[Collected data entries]
start
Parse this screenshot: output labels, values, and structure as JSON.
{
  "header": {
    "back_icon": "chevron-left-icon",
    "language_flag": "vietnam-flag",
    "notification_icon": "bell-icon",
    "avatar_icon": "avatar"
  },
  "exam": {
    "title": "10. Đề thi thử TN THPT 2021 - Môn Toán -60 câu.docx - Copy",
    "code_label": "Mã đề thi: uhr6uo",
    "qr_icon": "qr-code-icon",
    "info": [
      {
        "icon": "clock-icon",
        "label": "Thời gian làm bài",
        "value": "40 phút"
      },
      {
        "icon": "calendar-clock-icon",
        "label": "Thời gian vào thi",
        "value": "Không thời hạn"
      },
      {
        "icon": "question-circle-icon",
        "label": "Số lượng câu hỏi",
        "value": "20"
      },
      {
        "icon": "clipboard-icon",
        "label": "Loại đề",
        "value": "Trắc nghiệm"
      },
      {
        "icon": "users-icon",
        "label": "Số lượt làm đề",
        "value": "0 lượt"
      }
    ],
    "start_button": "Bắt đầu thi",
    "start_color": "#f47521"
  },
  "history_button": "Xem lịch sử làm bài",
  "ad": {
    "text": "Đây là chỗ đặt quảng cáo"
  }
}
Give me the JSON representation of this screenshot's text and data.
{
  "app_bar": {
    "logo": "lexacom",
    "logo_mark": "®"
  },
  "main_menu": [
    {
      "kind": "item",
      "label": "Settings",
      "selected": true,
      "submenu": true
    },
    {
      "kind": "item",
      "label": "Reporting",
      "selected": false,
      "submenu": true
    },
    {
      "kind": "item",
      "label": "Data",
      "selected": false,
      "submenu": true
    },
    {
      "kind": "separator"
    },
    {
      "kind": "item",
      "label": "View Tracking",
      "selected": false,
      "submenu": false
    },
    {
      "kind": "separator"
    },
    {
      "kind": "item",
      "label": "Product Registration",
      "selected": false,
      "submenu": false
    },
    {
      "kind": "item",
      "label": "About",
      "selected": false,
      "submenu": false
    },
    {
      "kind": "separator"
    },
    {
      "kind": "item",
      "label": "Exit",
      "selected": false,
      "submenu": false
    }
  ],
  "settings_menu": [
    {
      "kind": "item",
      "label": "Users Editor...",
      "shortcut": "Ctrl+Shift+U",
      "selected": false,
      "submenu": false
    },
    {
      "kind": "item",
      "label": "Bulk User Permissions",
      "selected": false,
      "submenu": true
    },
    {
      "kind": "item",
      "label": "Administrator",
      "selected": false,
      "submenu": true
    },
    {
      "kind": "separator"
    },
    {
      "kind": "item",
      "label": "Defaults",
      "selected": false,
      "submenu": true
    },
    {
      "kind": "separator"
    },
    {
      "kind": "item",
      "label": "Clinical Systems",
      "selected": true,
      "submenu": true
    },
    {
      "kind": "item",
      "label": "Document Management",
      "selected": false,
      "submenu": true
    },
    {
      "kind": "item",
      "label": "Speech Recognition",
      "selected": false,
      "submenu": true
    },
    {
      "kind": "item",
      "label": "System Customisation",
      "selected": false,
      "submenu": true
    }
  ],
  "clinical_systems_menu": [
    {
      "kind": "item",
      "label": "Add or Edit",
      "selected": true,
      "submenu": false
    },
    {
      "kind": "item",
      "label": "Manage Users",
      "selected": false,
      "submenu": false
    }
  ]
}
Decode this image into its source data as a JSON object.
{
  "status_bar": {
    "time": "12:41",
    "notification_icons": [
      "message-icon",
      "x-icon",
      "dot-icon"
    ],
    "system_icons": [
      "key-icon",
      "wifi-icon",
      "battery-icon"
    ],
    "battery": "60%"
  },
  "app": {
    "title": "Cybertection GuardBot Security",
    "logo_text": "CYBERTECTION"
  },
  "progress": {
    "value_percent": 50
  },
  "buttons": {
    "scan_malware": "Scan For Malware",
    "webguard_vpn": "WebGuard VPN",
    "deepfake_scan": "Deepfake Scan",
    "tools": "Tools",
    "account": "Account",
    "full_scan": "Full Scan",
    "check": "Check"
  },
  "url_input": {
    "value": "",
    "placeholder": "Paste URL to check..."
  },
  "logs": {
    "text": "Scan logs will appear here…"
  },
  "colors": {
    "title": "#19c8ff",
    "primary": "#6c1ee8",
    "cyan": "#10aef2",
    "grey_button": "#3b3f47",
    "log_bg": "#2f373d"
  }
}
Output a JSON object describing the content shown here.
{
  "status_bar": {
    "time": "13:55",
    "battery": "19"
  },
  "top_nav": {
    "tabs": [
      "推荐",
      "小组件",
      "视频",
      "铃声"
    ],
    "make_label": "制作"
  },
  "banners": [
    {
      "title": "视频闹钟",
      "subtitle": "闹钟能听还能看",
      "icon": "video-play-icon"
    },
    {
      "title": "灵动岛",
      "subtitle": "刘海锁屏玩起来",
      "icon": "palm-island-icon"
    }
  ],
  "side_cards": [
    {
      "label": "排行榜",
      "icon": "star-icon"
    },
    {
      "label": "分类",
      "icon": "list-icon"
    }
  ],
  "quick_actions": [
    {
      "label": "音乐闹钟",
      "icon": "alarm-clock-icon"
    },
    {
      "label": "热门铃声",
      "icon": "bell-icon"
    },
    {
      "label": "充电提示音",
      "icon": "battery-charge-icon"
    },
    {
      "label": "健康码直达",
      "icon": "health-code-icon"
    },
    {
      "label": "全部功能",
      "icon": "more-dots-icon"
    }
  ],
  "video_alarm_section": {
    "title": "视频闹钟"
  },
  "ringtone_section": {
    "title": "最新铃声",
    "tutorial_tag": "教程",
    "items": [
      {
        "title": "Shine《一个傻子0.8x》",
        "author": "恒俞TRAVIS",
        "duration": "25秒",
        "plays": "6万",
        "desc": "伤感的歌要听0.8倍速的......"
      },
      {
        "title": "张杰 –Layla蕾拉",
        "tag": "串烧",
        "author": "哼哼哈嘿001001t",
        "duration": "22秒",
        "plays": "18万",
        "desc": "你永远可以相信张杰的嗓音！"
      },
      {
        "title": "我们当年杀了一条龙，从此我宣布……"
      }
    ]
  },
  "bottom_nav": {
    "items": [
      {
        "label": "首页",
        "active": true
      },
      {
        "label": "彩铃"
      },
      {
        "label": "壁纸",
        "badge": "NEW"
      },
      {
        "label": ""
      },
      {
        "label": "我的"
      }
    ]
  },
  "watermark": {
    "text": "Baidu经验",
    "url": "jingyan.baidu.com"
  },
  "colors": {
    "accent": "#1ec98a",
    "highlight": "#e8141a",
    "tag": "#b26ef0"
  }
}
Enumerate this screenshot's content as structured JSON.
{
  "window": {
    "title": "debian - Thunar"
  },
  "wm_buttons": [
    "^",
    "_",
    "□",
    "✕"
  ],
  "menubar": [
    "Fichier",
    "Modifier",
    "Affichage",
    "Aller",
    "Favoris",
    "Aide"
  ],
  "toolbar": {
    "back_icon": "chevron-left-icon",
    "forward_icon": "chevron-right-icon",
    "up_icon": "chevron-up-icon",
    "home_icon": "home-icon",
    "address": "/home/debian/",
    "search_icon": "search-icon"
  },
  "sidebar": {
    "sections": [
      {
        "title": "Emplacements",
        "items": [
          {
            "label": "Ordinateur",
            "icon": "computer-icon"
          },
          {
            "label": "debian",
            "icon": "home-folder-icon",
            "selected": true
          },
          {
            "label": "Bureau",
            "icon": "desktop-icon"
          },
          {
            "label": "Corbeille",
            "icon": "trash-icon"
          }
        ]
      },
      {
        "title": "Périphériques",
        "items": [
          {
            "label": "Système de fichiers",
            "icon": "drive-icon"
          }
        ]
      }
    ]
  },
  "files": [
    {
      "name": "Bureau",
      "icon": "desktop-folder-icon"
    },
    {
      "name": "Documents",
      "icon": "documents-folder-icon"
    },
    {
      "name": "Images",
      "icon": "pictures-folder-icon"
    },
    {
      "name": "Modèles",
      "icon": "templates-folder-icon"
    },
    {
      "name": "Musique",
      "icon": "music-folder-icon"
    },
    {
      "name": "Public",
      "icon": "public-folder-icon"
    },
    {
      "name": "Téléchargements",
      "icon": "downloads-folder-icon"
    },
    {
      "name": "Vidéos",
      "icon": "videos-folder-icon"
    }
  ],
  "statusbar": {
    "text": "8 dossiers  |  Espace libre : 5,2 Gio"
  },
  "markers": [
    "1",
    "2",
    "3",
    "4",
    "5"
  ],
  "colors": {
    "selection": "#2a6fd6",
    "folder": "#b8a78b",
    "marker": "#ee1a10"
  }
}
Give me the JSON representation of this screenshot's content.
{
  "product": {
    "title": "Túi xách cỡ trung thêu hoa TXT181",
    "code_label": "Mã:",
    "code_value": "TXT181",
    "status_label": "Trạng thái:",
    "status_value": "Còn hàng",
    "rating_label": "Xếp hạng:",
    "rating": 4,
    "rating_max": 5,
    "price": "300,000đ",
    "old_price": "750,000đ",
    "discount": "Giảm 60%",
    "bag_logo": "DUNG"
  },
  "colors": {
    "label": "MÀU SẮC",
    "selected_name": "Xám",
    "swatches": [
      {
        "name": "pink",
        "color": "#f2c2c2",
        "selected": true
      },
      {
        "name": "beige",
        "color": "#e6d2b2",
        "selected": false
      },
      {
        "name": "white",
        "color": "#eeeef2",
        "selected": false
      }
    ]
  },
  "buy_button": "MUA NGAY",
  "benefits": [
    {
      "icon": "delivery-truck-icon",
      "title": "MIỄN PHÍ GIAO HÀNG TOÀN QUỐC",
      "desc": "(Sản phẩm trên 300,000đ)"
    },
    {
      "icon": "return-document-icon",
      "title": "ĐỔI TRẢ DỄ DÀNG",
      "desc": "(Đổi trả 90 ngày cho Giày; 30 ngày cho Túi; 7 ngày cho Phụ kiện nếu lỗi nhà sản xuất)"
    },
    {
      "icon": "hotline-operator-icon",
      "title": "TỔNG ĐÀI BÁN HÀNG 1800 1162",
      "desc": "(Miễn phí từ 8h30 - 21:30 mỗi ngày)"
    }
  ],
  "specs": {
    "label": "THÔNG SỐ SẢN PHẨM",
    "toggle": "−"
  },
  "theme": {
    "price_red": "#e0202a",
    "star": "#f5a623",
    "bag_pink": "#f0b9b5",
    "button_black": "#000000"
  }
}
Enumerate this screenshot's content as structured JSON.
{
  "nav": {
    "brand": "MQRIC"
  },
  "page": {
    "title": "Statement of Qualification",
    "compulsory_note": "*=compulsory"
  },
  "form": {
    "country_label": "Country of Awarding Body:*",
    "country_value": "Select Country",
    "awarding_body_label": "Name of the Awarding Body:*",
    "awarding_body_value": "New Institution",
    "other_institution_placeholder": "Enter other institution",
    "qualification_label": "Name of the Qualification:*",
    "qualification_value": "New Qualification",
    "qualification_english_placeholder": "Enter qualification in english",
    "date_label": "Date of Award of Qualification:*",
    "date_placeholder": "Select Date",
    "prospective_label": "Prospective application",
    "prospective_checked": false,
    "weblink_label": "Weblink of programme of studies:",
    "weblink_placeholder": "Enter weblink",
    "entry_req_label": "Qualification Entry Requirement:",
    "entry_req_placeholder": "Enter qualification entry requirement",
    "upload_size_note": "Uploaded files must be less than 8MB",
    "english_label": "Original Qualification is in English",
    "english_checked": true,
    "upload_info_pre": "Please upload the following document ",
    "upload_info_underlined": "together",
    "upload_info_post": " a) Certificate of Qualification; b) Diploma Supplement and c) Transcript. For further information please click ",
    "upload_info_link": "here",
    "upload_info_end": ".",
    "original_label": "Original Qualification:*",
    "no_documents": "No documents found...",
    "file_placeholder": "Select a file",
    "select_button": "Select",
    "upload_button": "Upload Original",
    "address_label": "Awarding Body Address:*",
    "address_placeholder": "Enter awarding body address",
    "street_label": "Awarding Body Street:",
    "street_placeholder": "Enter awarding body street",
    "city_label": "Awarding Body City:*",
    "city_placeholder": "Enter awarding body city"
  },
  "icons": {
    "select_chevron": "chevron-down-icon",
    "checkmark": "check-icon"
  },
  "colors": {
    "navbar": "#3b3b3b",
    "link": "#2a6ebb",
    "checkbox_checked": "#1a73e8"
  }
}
end
» **WHAT YOU SHOULD DO**
Find each line holding the string "this" and copy it out.

» **EXERCISE ANSWER**
Parse this screenshot: output labels, values, and structure as JSON.
Give me the JSON representation of this screenshot's text and data.
Decode this image into its source data as a JSON object.
Enumerate this screenshot's content as structured JSON.
Give me the JSON representation of this screenshot's content.
Enumerate this screenshot's content as structured JSON.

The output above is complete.